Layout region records

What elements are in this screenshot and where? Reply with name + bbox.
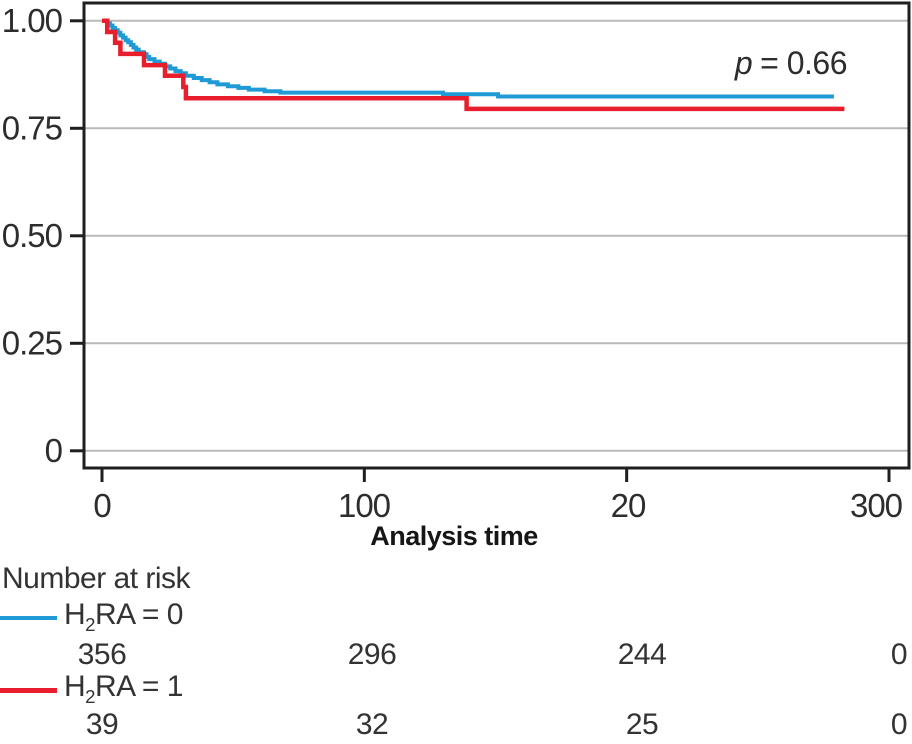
legend-label-text: RA = 0 xyxy=(95,598,183,631)
p-value-annotation: p = 0.66 xyxy=(734,44,848,82)
x-tick-label: 0 xyxy=(93,487,111,524)
risk-count: 0 xyxy=(890,708,908,741)
legend-label-subscript: 2 xyxy=(85,614,96,635)
legend-label-h2ra-1: H2RA = 1 xyxy=(64,670,183,707)
legend-label-text: RA = 1 xyxy=(95,670,183,703)
y-tick-label: 0 xyxy=(45,432,63,469)
x-tick-label: 100 xyxy=(338,487,391,524)
survival-plot: 0 0.25 0.50 0.75 1.00 0 100 20 300 xyxy=(2,1,911,524)
p-symbol: p xyxy=(734,45,753,81)
p-value-text: = 0.66 xyxy=(760,45,847,81)
y-tick-label: 0.25 xyxy=(2,324,62,361)
survival-curve-h2ra-1 xyxy=(102,18,845,112)
y-tick-label: 0.75 xyxy=(2,109,62,146)
risk-count: 32 xyxy=(355,708,389,741)
risk-count: 244 xyxy=(617,638,667,671)
legend-label-subscript: 2 xyxy=(85,686,96,707)
risk-count: 25 xyxy=(625,708,659,741)
legend-swatch-h2ra-0 xyxy=(0,616,57,620)
legend-label-h2ra-0: H2RA = 0 xyxy=(64,598,183,635)
y-tick-label: 0.50 xyxy=(2,217,63,254)
x-tick-label: 20 xyxy=(611,487,646,524)
legend-label-text: H xyxy=(64,670,86,703)
y-tick-label: 1.00 xyxy=(2,2,63,39)
x-axis-title: Analysis time xyxy=(370,521,538,551)
risk-count: 0 xyxy=(890,638,908,671)
legend-swatch-h2ra-1 xyxy=(0,688,57,693)
survival-curve-h2ra-0 xyxy=(102,18,834,99)
risk-count: 296 xyxy=(347,638,397,671)
risk-count: 39 xyxy=(85,708,119,741)
number-at-risk-title: Number at risk xyxy=(2,562,191,595)
legend-label-text: H xyxy=(64,598,86,631)
risk-count: 356 xyxy=(77,638,127,671)
x-tick-label: 300 xyxy=(850,487,903,524)
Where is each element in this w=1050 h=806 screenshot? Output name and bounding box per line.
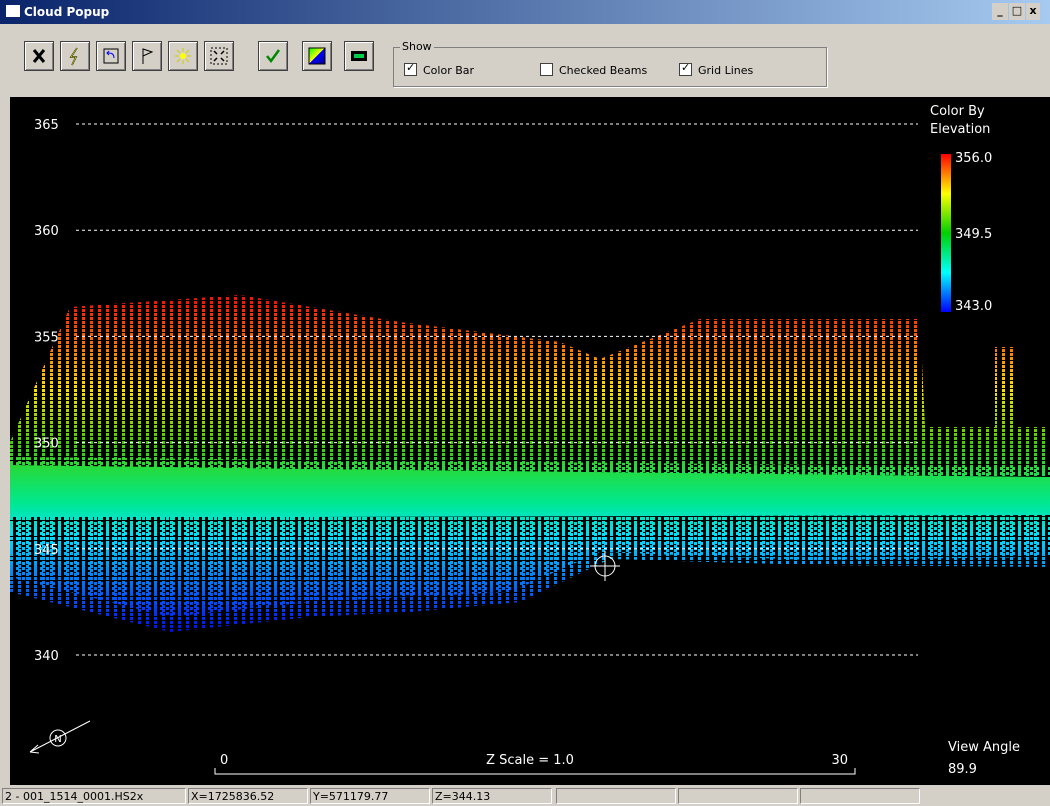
checkbox-box[interactable]: ✓: [679, 63, 692, 76]
tool-button[interactable]: [258, 41, 288, 71]
y-tick-label: 365: [34, 118, 59, 133]
checkbox-box[interactable]: [540, 63, 553, 76]
checkbox-label: Color Bar: [423, 64, 474, 77]
status-panel: 2 - 001_1514_0001.HS2x: [2, 788, 186, 804]
page: Cloud Popup _ □ x Show: [0, 0, 1050, 806]
color-bar-label: 349.5: [955, 227, 992, 242]
y-tick-label: 355: [34, 330, 59, 345]
status-panel: [556, 788, 676, 804]
close[interactable]: x: [1026, 3, 1040, 20]
window-controls[interactable]: _ □ x: [992, 3, 1040, 20]
status-panel: Z=344.13: [432, 788, 552, 804]
status-panel: [678, 788, 798, 804]
tool-button[interactable]: [96, 41, 126, 71]
checkbox[interactable]: ✓ Grid Lines: [679, 63, 753, 77]
view-angle-value: 89.9: [948, 762, 977, 777]
color-bar-title: Color By Elevation: [930, 103, 1010, 139]
tool-button[interactable]: [302, 41, 332, 71]
view-angle-label: View Angle: [948, 740, 1020, 755]
check-mark: ✓: [681, 61, 690, 74]
scale-label: Z Scale = 1.0: [486, 753, 574, 768]
north-label: N: [54, 734, 61, 745]
tool-button[interactable]: [168, 41, 198, 71]
color-bar-label: 356.0: [955, 151, 992, 166]
group-label: Show: [400, 40, 434, 53]
status-panel: X=1725836.52: [188, 788, 308, 804]
checkbox-box[interactable]: ✓: [404, 63, 417, 76]
y-tick-label: 345: [34, 543, 59, 558]
status-panel: [800, 788, 920, 804]
color-bar: [941, 154, 951, 312]
tool-button[interactable]: [204, 41, 234, 71]
app-icon: [6, 5, 20, 17]
point-cloud: [10, 97, 1050, 785]
tool-button[interactable]: [60, 41, 90, 71]
check-mark: ✓: [406, 61, 415, 74]
status-panel: Y=571179.77: [310, 788, 430, 804]
tool-button[interactable]: [132, 41, 162, 71]
checkbox-label: Checked Beams: [559, 64, 647, 77]
minimize[interactable]: _: [992, 3, 1008, 20]
plot-area: 365 360 355 350 345 340 356.0 349.5 343.0 N 0 30 Z S…: [10, 97, 1050, 785]
window-title: Cloud Popup: [24, 5, 109, 19]
color-bar-label: 343.0: [955, 299, 992, 314]
title-bar: Cloud Popup _ □ x: [0, 0, 1050, 24]
maximize[interactable]: □: [1009, 3, 1025, 20]
checkbox[interactable]: Checked Beams: [540, 63, 647, 77]
checkbox-label: Grid Lines: [698, 64, 753, 77]
plot-svg: 365 360 355 350 345 340 356.0 349.5 343.0 N 0 30 Z S…: [10, 97, 1050, 785]
y-tick-label: 340: [34, 649, 59, 664]
tool-button[interactable]: [344, 41, 374, 71]
scale-start: 0: [220, 753, 228, 768]
tool-button[interactable]: [24, 41, 54, 71]
y-tick-label: 350: [34, 437, 59, 452]
checkbox[interactable]: ✓ Color Bar: [404, 63, 474, 77]
y-tick-label: 360: [34, 224, 59, 239]
scale-end: 30: [831, 753, 848, 768]
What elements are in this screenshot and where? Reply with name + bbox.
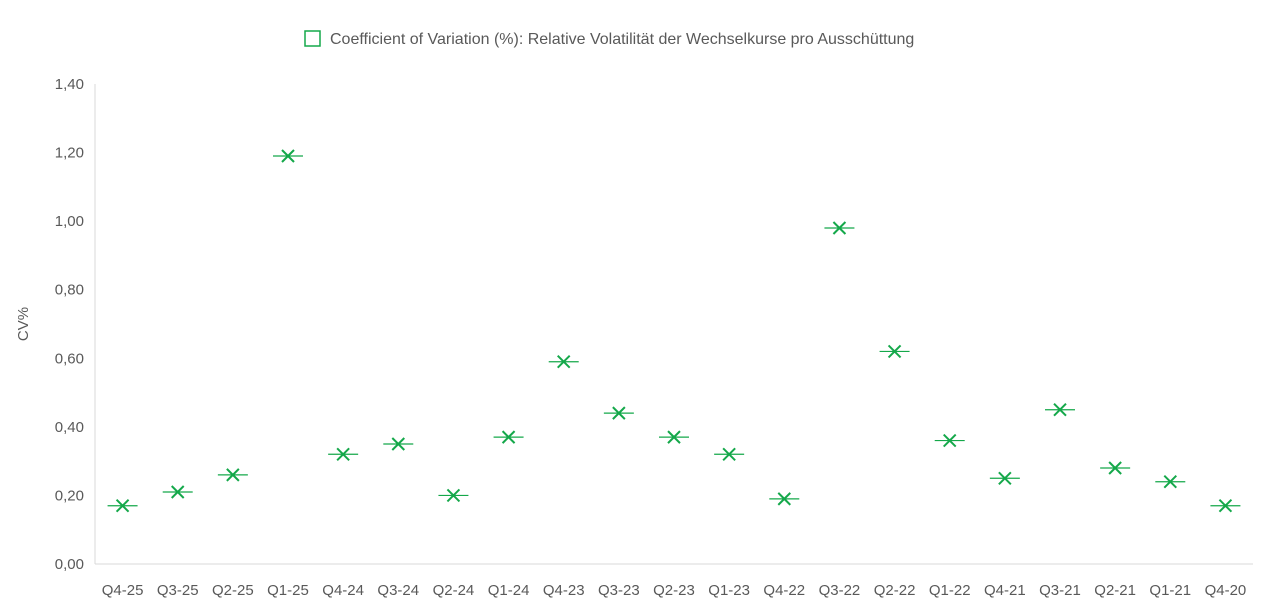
x-tick-label: Q4-24 bbox=[322, 582, 364, 599]
data-point bbox=[273, 149, 303, 163]
y-tick-label: 0,40 bbox=[55, 419, 84, 436]
y-tick-label: 0,20 bbox=[55, 487, 84, 504]
data-point bbox=[162, 485, 193, 499]
data-point-cross-b bbox=[226, 468, 240, 482]
x-tick-label: Q1-22 bbox=[929, 582, 971, 599]
x-tick-label: Q3-21 bbox=[1039, 582, 1081, 599]
y-tick-label: 0,00 bbox=[55, 556, 84, 573]
data-point bbox=[989, 471, 1020, 485]
legend: Coefficient of Variation (%): Relative V… bbox=[304, 30, 914, 48]
data-point bbox=[824, 221, 855, 235]
data-point bbox=[934, 433, 965, 448]
data-point-cross-b bbox=[391, 437, 405, 451]
data-point-cross-b bbox=[777, 492, 791, 506]
data-point-cross-b bbox=[1053, 403, 1067, 417]
data-point-cross-b bbox=[501, 430, 516, 444]
x-tick-label: Q3-23 bbox=[598, 582, 640, 599]
data-point bbox=[603, 406, 634, 420]
x-tick-label: Q3-22 bbox=[819, 582, 861, 599]
data-point bbox=[879, 344, 910, 359]
x-tick-label: Q1-25 bbox=[267, 582, 309, 599]
data-point bbox=[328, 447, 359, 461]
x-tick-label: Q4-25 bbox=[102, 582, 144, 599]
x-tick-label: Q2-23 bbox=[653, 582, 695, 599]
x-tick-label: Q4-21 bbox=[984, 582, 1026, 599]
legend-swatch bbox=[304, 30, 321, 47]
x-tick-labels: Q4-25 Q3-25 Q2-25 Q1-25 Q4-24 Q3-24 Q2-24 Q1-24… bbox=[102, 582, 1247, 599]
x-tick-label: Q3-25 bbox=[157, 582, 199, 599]
data-points bbox=[107, 149, 1241, 513]
data-point bbox=[1210, 499, 1241, 513]
data-point bbox=[769, 492, 800, 506]
data-point-cross-b bbox=[336, 447, 350, 461]
axes bbox=[94, 84, 1253, 565]
y-tick-label: 0,60 bbox=[55, 350, 84, 367]
x-tick-label: Q2-21 bbox=[1094, 582, 1136, 599]
y-tick-label: 1,00 bbox=[55, 213, 84, 230]
x-tick-label: Q1-23 bbox=[708, 582, 750, 599]
data-point bbox=[1100, 461, 1131, 475]
x-tick-label: Q1-21 bbox=[1149, 582, 1191, 599]
legend-label: Coefficient of Variation (%): Relative V… bbox=[330, 31, 914, 48]
y-tick-label: 1,40 bbox=[55, 76, 84, 93]
y-tick-label: 0,80 bbox=[55, 282, 84, 299]
data-point bbox=[383, 437, 414, 451]
x-tick-label: Q4-23 bbox=[543, 582, 585, 599]
data-point-cross-b bbox=[1218, 499, 1233, 513]
data-point-cross-b bbox=[832, 221, 847, 235]
data-point bbox=[659, 430, 689, 444]
data-point bbox=[438, 488, 469, 503]
x-tick-label: Q3-24 bbox=[377, 582, 419, 599]
data-point bbox=[1045, 403, 1075, 417]
data-point-cross-b bbox=[1163, 475, 1177, 489]
data-point-cross-b bbox=[281, 149, 295, 163]
data-point-cross-b bbox=[667, 430, 681, 444]
x-tick-label: Q2-22 bbox=[874, 582, 916, 599]
data-point bbox=[548, 355, 579, 369]
y-tick-labels: 0,00 0,20 0,40 0,60 0,80 1,00 1,20 1,40 bbox=[55, 76, 84, 573]
x-tick-label: Q2-24 bbox=[433, 582, 475, 599]
data-point-cross-b bbox=[998, 471, 1012, 485]
data-point-cross-b bbox=[446, 488, 461, 503]
x-tick-label: Q4-22 bbox=[763, 582, 805, 599]
data-point bbox=[493, 430, 524, 444]
data-point bbox=[107, 499, 138, 513]
y-axis-label: CV% bbox=[15, 307, 32, 341]
data-point-cross-b bbox=[1108, 461, 1122, 475]
data-point-cross-b bbox=[943, 433, 957, 448]
x-tick-label: Q2-25 bbox=[212, 582, 254, 599]
data-point-cross-b bbox=[115, 499, 130, 513]
data-point-cross-b bbox=[557, 355, 571, 369]
data-point-cross-b bbox=[887, 344, 902, 359]
data-point-cross-b bbox=[722, 447, 736, 461]
data-point bbox=[714, 447, 745, 461]
data-point bbox=[1155, 475, 1186, 489]
x-tick-label: Q4-20 bbox=[1205, 582, 1247, 599]
data-point bbox=[217, 468, 248, 482]
data-point-cross-b bbox=[171, 485, 185, 499]
data-point-cross-b bbox=[612, 406, 626, 420]
x-tick-label: Q1-24 bbox=[488, 582, 530, 599]
y-tick-label: 1,20 bbox=[55, 145, 84, 162]
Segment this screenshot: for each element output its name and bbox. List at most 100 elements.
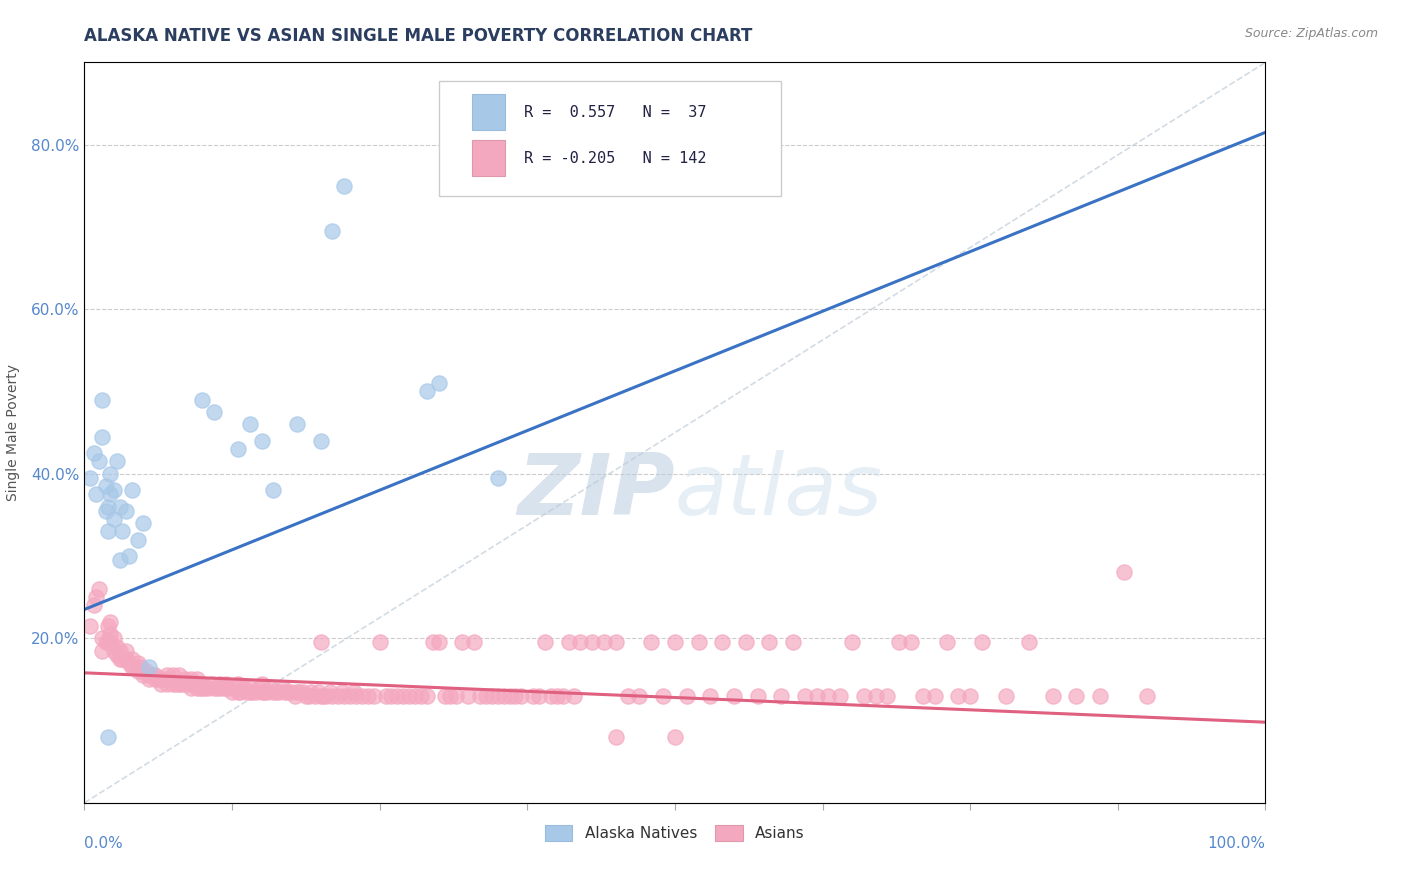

What is expected
Repeat the part of the data that opens with the line containing "checkbox-box[interactable]: ✓: [679, 63, 692, 76]" and closes with the line containing "close[interactable]: x: [1026, 3, 1040, 20]", including both of those lines.

Exercise response
checkbox-box[interactable]: ✓: [679, 63, 692, 76]
tool-button[interactable]: [258, 41, 288, 71]
y-tick-label: 365: [34, 118, 59, 133]
checkbox-box[interactable]: [540, 63, 553, 76]
checkbox-label: Color Bar: [423, 64, 474, 77]
status-panel: 2 - 001_1514_0001.HS2x: [2, 788, 186, 804]
page: Cloud Popup _ □ x Show: [0, 0, 1050, 806]
color-bar-label: 349.5: [955, 227, 992, 242]
y-tick-label: 355: [34, 330, 59, 345]
status-panel: [556, 788, 676, 804]
close[interactable]: x: [1026, 3, 1040, 20]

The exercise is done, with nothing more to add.